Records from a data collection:
## BEGIN
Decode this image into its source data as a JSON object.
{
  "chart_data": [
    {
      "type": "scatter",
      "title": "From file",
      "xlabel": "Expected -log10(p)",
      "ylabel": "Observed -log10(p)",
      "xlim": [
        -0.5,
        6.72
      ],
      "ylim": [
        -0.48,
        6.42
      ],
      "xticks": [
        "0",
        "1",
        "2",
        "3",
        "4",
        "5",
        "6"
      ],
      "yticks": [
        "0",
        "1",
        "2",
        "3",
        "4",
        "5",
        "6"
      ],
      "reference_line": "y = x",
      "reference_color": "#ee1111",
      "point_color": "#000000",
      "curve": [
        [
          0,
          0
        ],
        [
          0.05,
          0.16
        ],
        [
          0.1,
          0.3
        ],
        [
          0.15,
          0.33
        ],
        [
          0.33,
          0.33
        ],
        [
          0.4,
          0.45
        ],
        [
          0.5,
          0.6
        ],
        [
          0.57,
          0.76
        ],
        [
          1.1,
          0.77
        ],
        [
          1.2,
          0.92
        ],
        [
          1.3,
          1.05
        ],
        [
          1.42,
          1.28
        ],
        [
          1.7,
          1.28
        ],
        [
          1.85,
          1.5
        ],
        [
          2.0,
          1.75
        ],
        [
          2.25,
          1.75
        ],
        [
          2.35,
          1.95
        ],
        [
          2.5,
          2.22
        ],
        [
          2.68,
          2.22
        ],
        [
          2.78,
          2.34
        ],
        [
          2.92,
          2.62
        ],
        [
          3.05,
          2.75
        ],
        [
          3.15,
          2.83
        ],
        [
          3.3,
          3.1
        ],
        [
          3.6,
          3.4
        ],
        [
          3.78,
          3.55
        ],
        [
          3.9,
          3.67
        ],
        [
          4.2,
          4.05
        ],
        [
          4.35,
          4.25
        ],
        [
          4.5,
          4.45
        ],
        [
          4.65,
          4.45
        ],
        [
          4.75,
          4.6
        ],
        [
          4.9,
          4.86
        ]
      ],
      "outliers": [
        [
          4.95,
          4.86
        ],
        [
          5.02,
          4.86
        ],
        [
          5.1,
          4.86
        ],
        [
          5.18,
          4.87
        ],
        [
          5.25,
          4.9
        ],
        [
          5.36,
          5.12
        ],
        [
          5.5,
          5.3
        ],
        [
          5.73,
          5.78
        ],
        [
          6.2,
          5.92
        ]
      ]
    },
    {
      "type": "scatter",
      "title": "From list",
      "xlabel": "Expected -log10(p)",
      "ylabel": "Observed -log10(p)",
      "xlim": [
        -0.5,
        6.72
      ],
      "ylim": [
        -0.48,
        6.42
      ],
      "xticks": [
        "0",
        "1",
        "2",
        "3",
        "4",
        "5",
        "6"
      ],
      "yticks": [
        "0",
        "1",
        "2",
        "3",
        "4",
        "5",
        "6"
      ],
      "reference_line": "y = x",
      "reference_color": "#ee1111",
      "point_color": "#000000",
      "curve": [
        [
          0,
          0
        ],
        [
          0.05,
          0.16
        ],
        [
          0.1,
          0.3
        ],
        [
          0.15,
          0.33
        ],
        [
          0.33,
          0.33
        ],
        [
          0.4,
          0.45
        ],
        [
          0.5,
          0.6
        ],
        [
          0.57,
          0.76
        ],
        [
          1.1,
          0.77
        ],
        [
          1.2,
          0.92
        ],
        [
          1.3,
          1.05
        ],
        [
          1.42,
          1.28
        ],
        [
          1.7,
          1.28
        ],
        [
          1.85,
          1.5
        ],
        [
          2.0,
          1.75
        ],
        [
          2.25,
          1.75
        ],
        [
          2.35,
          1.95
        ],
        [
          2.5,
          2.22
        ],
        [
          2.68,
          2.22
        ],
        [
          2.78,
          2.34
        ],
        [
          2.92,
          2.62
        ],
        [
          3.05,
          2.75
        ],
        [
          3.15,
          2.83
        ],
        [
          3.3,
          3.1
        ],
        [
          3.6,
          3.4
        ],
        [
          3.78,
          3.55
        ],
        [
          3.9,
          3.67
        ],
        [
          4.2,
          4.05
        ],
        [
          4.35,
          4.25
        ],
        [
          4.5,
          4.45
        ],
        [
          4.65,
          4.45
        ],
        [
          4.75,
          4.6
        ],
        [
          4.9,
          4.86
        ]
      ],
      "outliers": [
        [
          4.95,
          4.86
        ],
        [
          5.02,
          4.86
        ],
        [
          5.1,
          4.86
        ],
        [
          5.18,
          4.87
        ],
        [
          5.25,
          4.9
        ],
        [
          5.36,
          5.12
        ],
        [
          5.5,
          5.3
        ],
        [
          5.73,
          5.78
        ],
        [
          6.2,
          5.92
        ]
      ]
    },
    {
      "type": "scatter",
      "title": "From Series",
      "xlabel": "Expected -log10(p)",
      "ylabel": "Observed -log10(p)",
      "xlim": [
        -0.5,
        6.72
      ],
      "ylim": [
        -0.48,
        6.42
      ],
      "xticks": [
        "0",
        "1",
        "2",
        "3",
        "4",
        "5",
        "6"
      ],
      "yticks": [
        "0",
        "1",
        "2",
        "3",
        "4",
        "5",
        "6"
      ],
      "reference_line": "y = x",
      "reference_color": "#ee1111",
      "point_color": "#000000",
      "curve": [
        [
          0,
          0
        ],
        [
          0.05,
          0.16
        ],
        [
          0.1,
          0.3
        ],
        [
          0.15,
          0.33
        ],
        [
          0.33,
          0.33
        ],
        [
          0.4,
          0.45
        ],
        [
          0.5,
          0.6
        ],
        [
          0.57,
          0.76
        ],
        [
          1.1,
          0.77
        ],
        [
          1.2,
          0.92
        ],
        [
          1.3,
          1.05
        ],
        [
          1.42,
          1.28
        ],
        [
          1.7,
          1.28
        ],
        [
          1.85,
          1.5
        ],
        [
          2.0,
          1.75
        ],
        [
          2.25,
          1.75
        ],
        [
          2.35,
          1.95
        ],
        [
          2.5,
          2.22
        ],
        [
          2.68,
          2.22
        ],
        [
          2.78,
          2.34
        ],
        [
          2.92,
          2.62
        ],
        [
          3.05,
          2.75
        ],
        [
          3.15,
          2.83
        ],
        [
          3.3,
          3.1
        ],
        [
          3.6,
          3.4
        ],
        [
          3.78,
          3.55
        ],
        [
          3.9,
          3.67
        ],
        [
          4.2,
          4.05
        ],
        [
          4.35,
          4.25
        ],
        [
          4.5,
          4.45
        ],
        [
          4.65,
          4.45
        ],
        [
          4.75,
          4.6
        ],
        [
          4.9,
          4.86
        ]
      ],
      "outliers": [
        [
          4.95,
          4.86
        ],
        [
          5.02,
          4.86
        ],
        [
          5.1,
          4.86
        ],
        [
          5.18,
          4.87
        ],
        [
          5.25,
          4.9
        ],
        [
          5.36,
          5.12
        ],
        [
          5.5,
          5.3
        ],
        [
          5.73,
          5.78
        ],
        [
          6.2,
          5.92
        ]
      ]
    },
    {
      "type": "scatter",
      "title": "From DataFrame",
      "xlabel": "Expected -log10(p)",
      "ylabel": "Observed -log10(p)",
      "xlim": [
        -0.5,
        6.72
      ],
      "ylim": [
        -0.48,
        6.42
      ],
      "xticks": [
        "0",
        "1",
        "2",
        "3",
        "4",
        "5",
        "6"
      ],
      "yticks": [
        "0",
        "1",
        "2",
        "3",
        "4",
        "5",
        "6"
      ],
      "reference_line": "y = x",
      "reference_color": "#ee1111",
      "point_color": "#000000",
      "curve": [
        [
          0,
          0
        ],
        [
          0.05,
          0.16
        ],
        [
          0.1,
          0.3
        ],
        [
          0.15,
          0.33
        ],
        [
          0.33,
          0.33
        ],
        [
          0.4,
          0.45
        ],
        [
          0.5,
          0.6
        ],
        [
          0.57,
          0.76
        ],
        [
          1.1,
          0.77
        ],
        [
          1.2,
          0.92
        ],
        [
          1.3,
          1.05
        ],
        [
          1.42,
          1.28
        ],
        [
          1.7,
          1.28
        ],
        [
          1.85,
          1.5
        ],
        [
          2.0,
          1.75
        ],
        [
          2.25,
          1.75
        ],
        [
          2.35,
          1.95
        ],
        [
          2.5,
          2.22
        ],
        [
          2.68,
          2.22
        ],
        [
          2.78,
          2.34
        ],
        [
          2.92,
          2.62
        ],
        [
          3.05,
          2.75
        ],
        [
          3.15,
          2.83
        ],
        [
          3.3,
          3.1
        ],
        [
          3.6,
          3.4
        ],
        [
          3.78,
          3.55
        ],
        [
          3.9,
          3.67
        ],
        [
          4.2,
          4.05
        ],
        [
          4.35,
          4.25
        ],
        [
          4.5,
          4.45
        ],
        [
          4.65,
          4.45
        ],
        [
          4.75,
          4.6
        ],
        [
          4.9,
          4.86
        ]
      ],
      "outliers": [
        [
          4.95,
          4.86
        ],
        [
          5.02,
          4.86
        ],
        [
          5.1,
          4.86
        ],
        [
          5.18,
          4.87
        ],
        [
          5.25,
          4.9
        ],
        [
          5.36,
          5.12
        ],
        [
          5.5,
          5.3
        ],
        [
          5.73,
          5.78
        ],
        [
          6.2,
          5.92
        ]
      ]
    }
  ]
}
## END
From the entries above, copy out every line where the string "title" appears.

_TASK ANSWER_
      "title": "From file",
      "title": "From list",
      "title": "From Series",
      "title": "From DataFrame",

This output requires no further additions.